▼
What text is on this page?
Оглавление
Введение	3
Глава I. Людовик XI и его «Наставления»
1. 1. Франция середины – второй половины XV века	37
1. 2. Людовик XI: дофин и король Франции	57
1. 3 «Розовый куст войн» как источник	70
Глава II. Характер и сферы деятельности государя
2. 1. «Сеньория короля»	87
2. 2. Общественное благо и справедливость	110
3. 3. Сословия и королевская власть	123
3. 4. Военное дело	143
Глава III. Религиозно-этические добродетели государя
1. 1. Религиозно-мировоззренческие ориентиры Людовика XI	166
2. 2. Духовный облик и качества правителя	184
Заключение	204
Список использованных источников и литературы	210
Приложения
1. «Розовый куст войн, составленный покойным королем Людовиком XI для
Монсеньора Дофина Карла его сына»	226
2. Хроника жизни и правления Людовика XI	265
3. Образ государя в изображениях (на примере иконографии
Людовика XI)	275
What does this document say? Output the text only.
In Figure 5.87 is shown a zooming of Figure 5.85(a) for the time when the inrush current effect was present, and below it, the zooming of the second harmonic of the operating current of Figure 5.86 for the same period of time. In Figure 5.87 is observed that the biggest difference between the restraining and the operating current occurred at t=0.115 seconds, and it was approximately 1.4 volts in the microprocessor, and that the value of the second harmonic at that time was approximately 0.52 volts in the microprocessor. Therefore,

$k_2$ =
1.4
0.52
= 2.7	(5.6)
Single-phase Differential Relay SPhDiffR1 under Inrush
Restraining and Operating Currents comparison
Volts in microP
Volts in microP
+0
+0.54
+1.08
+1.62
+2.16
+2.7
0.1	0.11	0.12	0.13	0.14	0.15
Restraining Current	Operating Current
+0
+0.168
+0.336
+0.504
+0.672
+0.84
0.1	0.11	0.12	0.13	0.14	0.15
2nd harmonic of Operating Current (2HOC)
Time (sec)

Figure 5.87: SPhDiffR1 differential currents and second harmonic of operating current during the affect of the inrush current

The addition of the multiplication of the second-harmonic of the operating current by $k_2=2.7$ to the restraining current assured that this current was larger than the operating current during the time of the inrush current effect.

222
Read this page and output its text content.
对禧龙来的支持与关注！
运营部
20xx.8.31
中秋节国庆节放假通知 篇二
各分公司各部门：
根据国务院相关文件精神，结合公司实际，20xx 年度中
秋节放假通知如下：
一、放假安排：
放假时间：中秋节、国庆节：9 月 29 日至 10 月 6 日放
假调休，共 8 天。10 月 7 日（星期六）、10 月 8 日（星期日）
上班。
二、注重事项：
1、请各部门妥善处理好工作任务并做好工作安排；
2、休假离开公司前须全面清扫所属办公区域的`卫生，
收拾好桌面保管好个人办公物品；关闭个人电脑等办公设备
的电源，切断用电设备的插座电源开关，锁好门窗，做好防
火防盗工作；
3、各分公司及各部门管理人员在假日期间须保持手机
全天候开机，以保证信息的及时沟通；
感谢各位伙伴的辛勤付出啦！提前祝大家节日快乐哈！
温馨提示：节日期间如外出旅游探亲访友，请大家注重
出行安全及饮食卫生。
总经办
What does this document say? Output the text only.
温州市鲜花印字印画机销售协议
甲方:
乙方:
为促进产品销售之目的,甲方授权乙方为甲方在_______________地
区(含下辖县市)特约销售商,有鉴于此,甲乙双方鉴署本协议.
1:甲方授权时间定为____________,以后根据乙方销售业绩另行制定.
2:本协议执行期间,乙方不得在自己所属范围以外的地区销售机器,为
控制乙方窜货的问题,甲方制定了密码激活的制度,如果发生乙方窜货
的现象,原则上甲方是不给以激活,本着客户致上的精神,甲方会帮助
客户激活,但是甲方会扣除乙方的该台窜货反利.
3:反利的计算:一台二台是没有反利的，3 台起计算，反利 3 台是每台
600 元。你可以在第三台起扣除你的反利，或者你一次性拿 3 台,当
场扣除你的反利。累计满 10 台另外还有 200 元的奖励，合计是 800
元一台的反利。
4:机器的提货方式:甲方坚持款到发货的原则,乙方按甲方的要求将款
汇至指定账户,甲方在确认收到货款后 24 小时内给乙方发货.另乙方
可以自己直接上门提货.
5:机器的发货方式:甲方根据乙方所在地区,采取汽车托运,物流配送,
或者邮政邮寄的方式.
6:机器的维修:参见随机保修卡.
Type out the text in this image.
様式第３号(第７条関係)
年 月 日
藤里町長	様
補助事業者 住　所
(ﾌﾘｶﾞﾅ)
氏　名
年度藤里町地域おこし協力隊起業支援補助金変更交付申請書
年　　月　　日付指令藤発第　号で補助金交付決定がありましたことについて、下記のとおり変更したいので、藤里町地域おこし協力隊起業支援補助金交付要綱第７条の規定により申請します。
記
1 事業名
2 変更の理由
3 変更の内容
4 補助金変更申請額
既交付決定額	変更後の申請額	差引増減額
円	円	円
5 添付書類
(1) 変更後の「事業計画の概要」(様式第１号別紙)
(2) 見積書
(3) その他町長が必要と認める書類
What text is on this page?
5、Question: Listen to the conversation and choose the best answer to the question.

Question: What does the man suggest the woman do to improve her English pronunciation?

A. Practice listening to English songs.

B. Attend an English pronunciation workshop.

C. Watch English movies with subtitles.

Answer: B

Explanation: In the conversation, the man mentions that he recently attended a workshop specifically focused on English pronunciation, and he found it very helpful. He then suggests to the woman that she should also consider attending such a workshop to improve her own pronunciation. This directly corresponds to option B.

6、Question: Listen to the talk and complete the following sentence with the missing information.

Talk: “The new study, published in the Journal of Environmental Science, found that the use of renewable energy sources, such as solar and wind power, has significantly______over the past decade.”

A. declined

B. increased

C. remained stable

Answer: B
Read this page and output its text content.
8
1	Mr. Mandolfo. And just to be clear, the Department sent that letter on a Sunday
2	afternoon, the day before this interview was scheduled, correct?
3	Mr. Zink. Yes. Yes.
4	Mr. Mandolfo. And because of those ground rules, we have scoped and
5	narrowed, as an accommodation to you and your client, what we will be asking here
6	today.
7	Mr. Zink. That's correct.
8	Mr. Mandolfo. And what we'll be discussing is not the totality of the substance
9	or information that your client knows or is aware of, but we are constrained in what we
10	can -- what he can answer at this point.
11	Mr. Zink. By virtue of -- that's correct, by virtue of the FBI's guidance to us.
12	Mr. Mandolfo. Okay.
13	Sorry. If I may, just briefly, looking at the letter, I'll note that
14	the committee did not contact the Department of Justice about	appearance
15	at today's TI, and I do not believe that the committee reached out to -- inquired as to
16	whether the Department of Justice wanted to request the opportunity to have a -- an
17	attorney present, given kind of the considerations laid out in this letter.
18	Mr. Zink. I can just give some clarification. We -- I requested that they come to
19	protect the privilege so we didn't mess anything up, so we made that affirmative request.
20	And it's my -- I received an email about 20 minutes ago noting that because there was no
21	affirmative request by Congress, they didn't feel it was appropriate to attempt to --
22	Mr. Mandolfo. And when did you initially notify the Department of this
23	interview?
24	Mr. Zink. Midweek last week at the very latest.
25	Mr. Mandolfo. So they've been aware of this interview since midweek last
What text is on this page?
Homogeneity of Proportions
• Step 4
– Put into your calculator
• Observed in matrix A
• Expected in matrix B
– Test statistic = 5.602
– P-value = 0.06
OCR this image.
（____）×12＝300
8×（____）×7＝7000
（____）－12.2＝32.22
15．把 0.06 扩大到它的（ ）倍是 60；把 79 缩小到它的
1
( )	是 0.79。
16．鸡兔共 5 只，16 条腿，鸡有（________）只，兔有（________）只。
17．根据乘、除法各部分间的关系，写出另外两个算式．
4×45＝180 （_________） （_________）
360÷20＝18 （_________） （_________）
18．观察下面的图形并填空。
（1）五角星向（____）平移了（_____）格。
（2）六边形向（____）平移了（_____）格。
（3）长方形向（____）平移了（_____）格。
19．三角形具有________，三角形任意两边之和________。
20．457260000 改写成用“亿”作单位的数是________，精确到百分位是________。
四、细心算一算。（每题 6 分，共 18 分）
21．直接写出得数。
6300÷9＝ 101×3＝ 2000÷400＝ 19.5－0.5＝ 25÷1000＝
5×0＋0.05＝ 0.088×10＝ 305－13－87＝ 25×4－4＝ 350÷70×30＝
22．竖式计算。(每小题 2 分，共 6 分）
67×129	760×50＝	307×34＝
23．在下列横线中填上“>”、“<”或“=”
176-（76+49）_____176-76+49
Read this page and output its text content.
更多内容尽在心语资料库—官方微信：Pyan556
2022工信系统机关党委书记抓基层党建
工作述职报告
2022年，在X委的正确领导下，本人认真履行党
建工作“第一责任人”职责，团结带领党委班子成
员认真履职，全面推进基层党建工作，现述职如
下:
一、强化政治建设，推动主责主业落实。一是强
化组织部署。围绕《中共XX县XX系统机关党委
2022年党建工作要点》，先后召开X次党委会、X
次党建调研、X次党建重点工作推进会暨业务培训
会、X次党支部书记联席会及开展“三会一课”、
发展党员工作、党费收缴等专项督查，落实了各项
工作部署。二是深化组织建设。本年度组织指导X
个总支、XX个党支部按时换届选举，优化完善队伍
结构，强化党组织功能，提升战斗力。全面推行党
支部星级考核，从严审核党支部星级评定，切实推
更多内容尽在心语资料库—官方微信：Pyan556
▲
Exactly and exclusively, repeat the lines from the line that contains "OCR this image." through the end of the records, both ends included.

§ Completed task:
OCR this image.
（____）×12＝300
8×（____）×7＝7000
（____）－12.2＝32.22
15．把 0.06 扩大到它的（ ）倍是 60；把 79 缩小到它的
1
( )	是 0.79。
16．鸡兔共 5 只，16 条腿，鸡有（________）只，兔有（________）只。
17．根据乘、除法各部分间的关系，写出另外两个算式．
4×45＝180 （_________） （_________）
360÷20＝18 （_________） （_________）
18．观察下面的图形并填空。
（1）五角星向（____）平移了（_____）格。
（2）六边形向（____）平移了（_____）格。
（3）长方形向（____）平移了（_____）格。
19．三角形具有________，三角形任意两边之和________。
20．457260000 改写成用“亿”作单位的数是________，精确到百分位是________。
四、细心算一算。（每题 6 分，共 18 分）
21．直接写出得数。
6300÷9＝ 101×3＝ 2000÷400＝ 19.5－0.5＝ 25÷1000＝
5×0＋0.05＝ 0.088×10＝ 305－13－87＝ 25×4－4＝ 350÷70×30＝
22．竖式计算。(每小题 2 分，共 6 分）
67×129	760×50＝	307×34＝
23．在下列横线中填上“>”、“<”或“=”
176-（76+49）_____176-76+49
Read this page and output its text content.
更多内容尽在心语资料库—官方微信：Pyan556
2022工信系统机关党委书记抓基层党建
工作述职报告
2022年，在X委的正确领导下，本人认真履行党
建工作“第一责任人”职责，团结带领党委班子成
员认真履职，全面推进基层党建工作，现述职如
下:
一、强化政治建设，推动主责主业落实。一是强
化组织部署。围绕《中共XX县XX系统机关党委
2022年党建工作要点》，先后召开X次党委会、X
次党建调研、X次党建重点工作推进会暨业务培训
会、X次党支部书记联席会及开展“三会一课”、
发展党员工作、党费收缴等专项督查，落实了各项
工作部署。二是深化组织建设。本年度组织指导X
个总支、XX个党支部按时换届选举，优化完善队伍
结构，强化党组织功能，提升战斗力。全面推行党
支部星级考核，从严审核党支部星级评定，切实推
更多内容尽在心语资料库—官方微信：Pyan556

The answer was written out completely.